> _To do_: Set out each line from the following listing that includes the word "磨细矿粉".

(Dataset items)
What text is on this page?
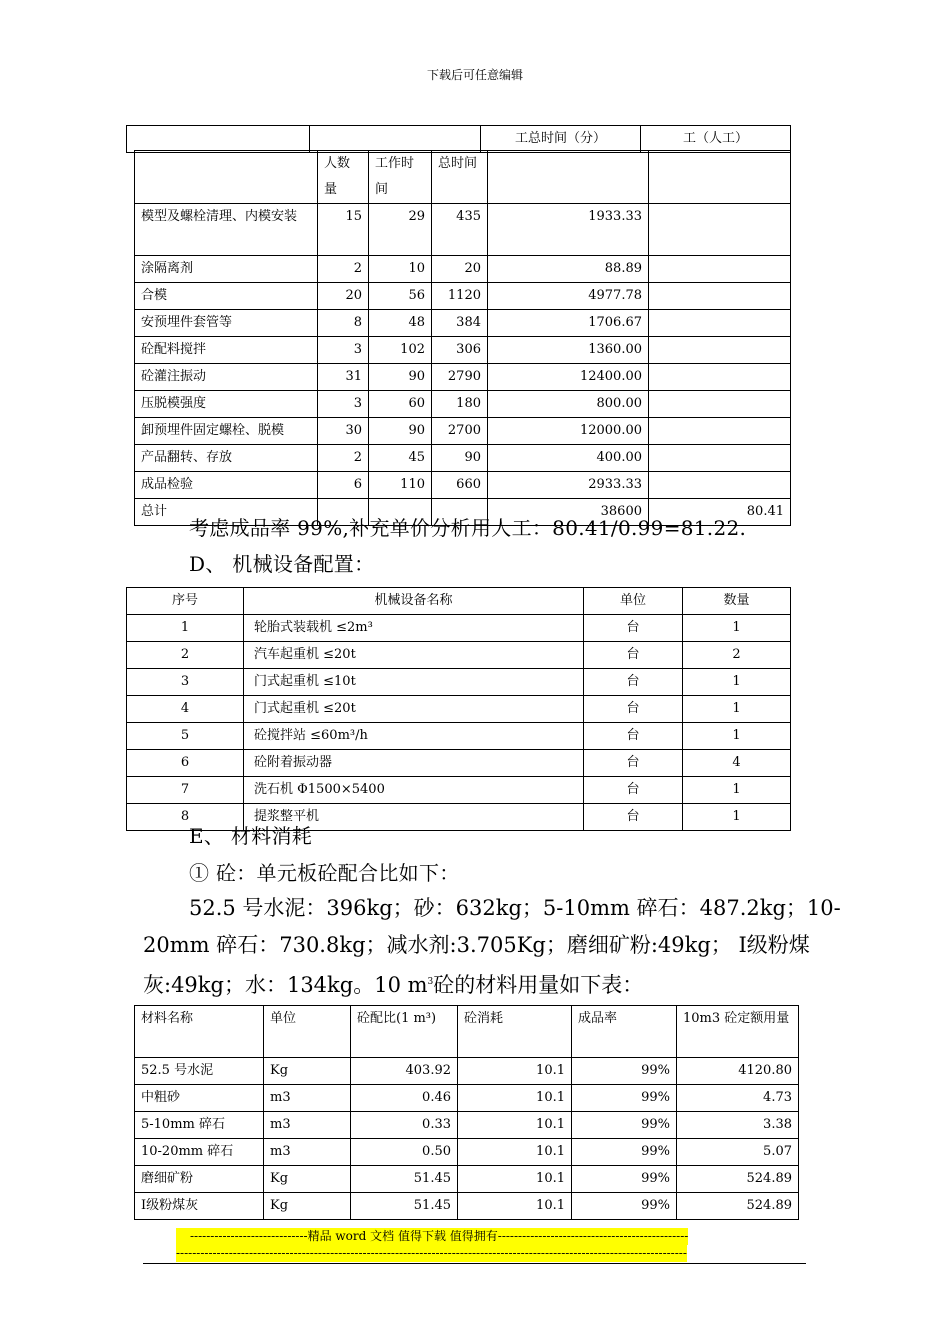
下载后可任意编辑
		工总时间（分）	工（人工）
	人数量	工作时间	总时间		
模型及螺栓清理、内模安装	15	29	435	1933.33	
涂隔离剂	2	10	20	88.89	
合模	20	56	1120	4977.78	
安预埋件套管等	8	48	384	1706.67	
砼配料搅拌	3	102	306	1360.00	
砼灌注振动	31	90	2790	12400.00	
压脱模强度	3	60	180	800.00	
卸预埋件固定螺栓、脱模	30	90	2700	12000.00	
产品翻转、存放	2	45	90	400.00	
成品检验	6	110	660	2933.33	
总计				38600	80.41
考虑成品率 99%,补充单价分析用人工：80.41/0.99=81.22.
D、 机械设备配置：
序号	机械设备名称	单位	数量
1	轮胎式装载机 ≤2m³	台	1
2	汽车起重机 ≤20t	台	2
3	门式起重机 ≤10t	台	1
4	门式起重机 ≤20t	台	1
5	砼搅拌站 ≤60m³/h	台	1
6	砼附着振动器	台	4
7	洗石机 Φ1500×5400	台	1
8	提浆整平机	台	1
E、 材料消耗
① 砼：单元板砼配合比如下：
52.5 号水泥：396kg；砂：632kg；5-10mm 碎石：487.2kg；10-
20mm 碎石：730.8kg；减水剂:3.705Kg；磨细矿粉:49kg； Ⅰ级粉煤
灰:49kg；水：134kg。10 $m^3$砼的材料用量如下表：
材料名称	单位	砼配比(1 m³)	砼消耗	成品率	10m3 砼定额用量
52.5 号水泥	Kg	403.92	10.1	99%	4120.80
中粗砂	m3	0.46	10.1	99%	4.73
5-10mm 碎石	m3	0.33	10.1	99%	3.38
10-20mm 碎石	m3	0.50	10.1	99%	5.07
磨细矿粉	Kg	51.45	10.1	99%	524.89
Ⅰ级粉煤灰	Kg	51.45	10.1	99%	524.89
-----------------------------精品 word 文档 值得下载 值得拥有-----------------------------------------------
------------------------------------------------------------------------------------------------------------------------------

> _Full output_:
20mm 碎石：730.8kg；减水剂:3.705Kg；磨细矿粉:49kg； Ⅰ级粉煤
磨细矿粉	Kg	51.45	10.1	99%	524.89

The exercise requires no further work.